Given exercise: Quote the material below exactly, from the line that contains "message-arrow bbox=[375, 376, 666, 377]" through the line that contains "divider: Execution ends".

BEGIN

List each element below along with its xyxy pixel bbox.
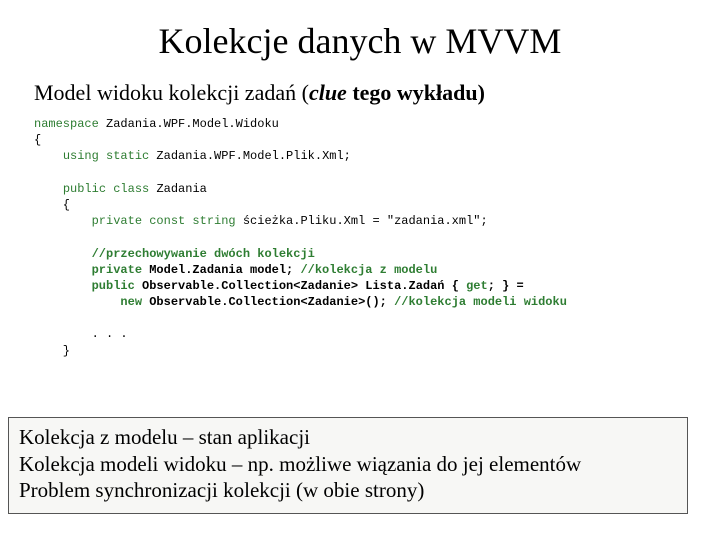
code-kw-new: new xyxy=(120,295,149,309)
code-kw-private: private xyxy=(92,263,150,277)
code-l7a xyxy=(34,214,92,228)
code-l5c: Zadania xyxy=(156,182,206,196)
subtitle-clue: clue xyxy=(309,80,347,105)
code-l11d: Lista.Zadań { xyxy=(365,279,466,293)
code-l10a xyxy=(34,263,92,277)
summary-line-1: Kolekcja z modelu – stan aplikacji xyxy=(19,424,677,450)
code-l15: } xyxy=(34,344,70,358)
code-kw-publicclass: public class xyxy=(63,182,157,196)
summary-line-3: Problem synchronizacji kolekcji (w obie … xyxy=(19,477,677,503)
code-l1b: Zadania.WPF.Model.Widoku xyxy=(99,117,279,131)
code-l9a xyxy=(34,247,92,261)
code-l11a xyxy=(34,279,92,293)
code-comment1: //przechowywanie dwóch kolekcji xyxy=(92,247,315,261)
code-l11c: Observable.Collection<Zadanie> xyxy=(142,279,365,293)
code-l11f: ; } = xyxy=(488,279,524,293)
code-l12c: Observable.Collection<Zadanie>(); xyxy=(149,295,394,309)
code-comment3: //kolekcja modeli widoku xyxy=(394,295,567,309)
code-kw-namespace: namespace xyxy=(34,117,99,131)
code-kw-privateconst: private const string xyxy=(92,214,243,228)
code-l12a xyxy=(34,295,120,309)
code-l6: { xyxy=(34,198,70,212)
code-l2: { xyxy=(34,133,41,147)
code-l3a xyxy=(34,149,63,163)
code-kw-public: public xyxy=(92,279,142,293)
code-l3c: Zadania.WPF.Model.Plik.Xml; xyxy=(149,149,351,163)
code-block: namespace Zadania.WPF.Model.Widoku { usi… xyxy=(0,116,720,359)
slide-subtitle: Model widoku kolekcji zadań (clue tego w… xyxy=(0,80,720,116)
slide-title: Kolekcje danych w MVVM xyxy=(0,0,720,80)
summary-line-2: Kolekcja modeli widoku – np. możliwe wią… xyxy=(19,451,677,477)
code-kw-get: get xyxy=(466,279,488,293)
code-l10c: Model.Zadania model; xyxy=(149,263,300,277)
code-comment2: //kolekcja z modelu xyxy=(300,263,437,277)
code-kw-using: using static xyxy=(63,149,149,163)
subtitle-pre: Model widoku kolekcji zadań ( xyxy=(34,80,309,105)
code-l7c: ścieżka.Pliku.Xml = "zadania.xml"; xyxy=(243,214,488,228)
summary-box: Kolekcja z modelu – stan aplikacji Kolek… xyxy=(8,417,688,514)
code-l14: . . . xyxy=(34,327,128,341)
slide: Kolekcje danych w MVVM Model widoku kole… xyxy=(0,0,720,540)
subtitle-post: tego wykładu) xyxy=(347,80,485,105)
code-l5a xyxy=(34,182,63,196)
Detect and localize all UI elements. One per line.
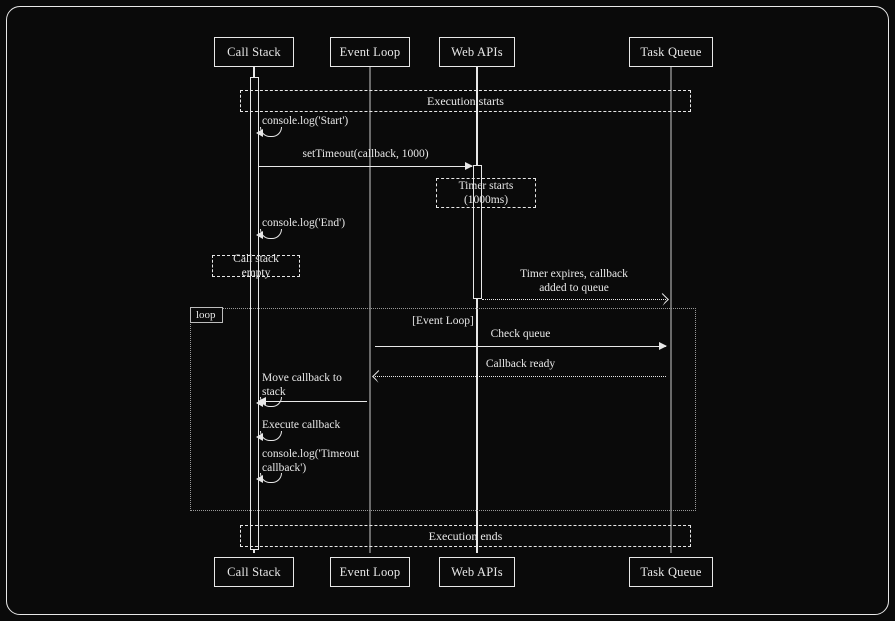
message-arrow bbox=[375, 376, 666, 377]
message-arrow bbox=[259, 166, 472, 167]
message-arrow bbox=[375, 346, 666, 347]
message-label: Timer expires, callbackadded to queue bbox=[482, 267, 666, 296]
participant-webapis: Web APIs bbox=[439, 37, 515, 67]
loop-tag: loop bbox=[190, 307, 223, 323]
participant-taskqueue: Task Queue bbox=[629, 37, 713, 67]
participant-callstack-bottom: Call Stack bbox=[214, 557, 294, 587]
self-return-arrowhead bbox=[256, 433, 263, 441]
self-return-arrowhead bbox=[256, 475, 263, 483]
participant-callstack: Call Stack bbox=[214, 37, 294, 67]
participant-eventloop: Event Loop bbox=[330, 37, 410, 67]
diagram-canvas: Call Stack Call Stack Event Loop Event Loop… bbox=[7, 7, 888, 614]
participant-eventloop-bottom: Event Loop bbox=[330, 557, 410, 587]
self-return-curve bbox=[260, 229, 282, 239]
divider: Execution starts bbox=[240, 90, 691, 112]
message-arrow bbox=[259, 401, 367, 402]
message-label: setTimeout(callback, 1000) bbox=[259, 147, 472, 161]
self-return-curve bbox=[260, 127, 282, 137]
message-arrow bbox=[482, 299, 666, 300]
participant-webapis-bottom: Web APIs bbox=[439, 557, 515, 587]
divider: Execution ends bbox=[240, 525, 691, 547]
note: Call stack empty bbox=[212, 255, 300, 277]
participant-taskqueue-bottom: Task Queue bbox=[629, 557, 713, 587]
self-return-arrowhead bbox=[256, 129, 263, 137]
note: Timer starts(1000ms) bbox=[436, 178, 536, 208]
self-return-arrowhead bbox=[256, 231, 263, 239]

END

Solution for this task:
message-arrow bbox=[375, 376, 666, 377]
message-arrow bbox=[259, 166, 472, 167]
message-arrow bbox=[375, 346, 666, 347]
message-label: Timer expires, callbackadded to queue bbox=[482, 267, 666, 296]
participant-webapis: Web APIs bbox=[439, 37, 515, 67]
loop-tag: loop bbox=[190, 307, 223, 323]
participant-taskqueue: Task Queue bbox=[629, 37, 713, 67]
participant-callstack-bottom: Call Stack bbox=[214, 557, 294, 587]
self-return-arrowhead bbox=[256, 433, 263, 441]
self-return-arrowhead bbox=[256, 475, 263, 483]
participant-callstack: Call Stack bbox=[214, 37, 294, 67]
participant-eventloop: Event Loop bbox=[330, 37, 410, 67]
diagram-canvas: Call Stack Call Stack Event Loop Event Loop… bbox=[7, 7, 888, 614]
participant-eventloop-bottom: Event Loop bbox=[330, 557, 410, 587]
self-return-curve bbox=[260, 229, 282, 239]
divider: Execution starts bbox=[240, 90, 691, 112]
message-arrow bbox=[259, 401, 367, 402]
message-label: setTimeout(callback, 1000) bbox=[259, 147, 472, 161]
self-return-curve bbox=[260, 127, 282, 137]
message-arrow bbox=[482, 299, 666, 300]
participant-webapis-bottom: Web APIs bbox=[439, 557, 515, 587]
divider: Execution ends bbox=[240, 525, 691, 547]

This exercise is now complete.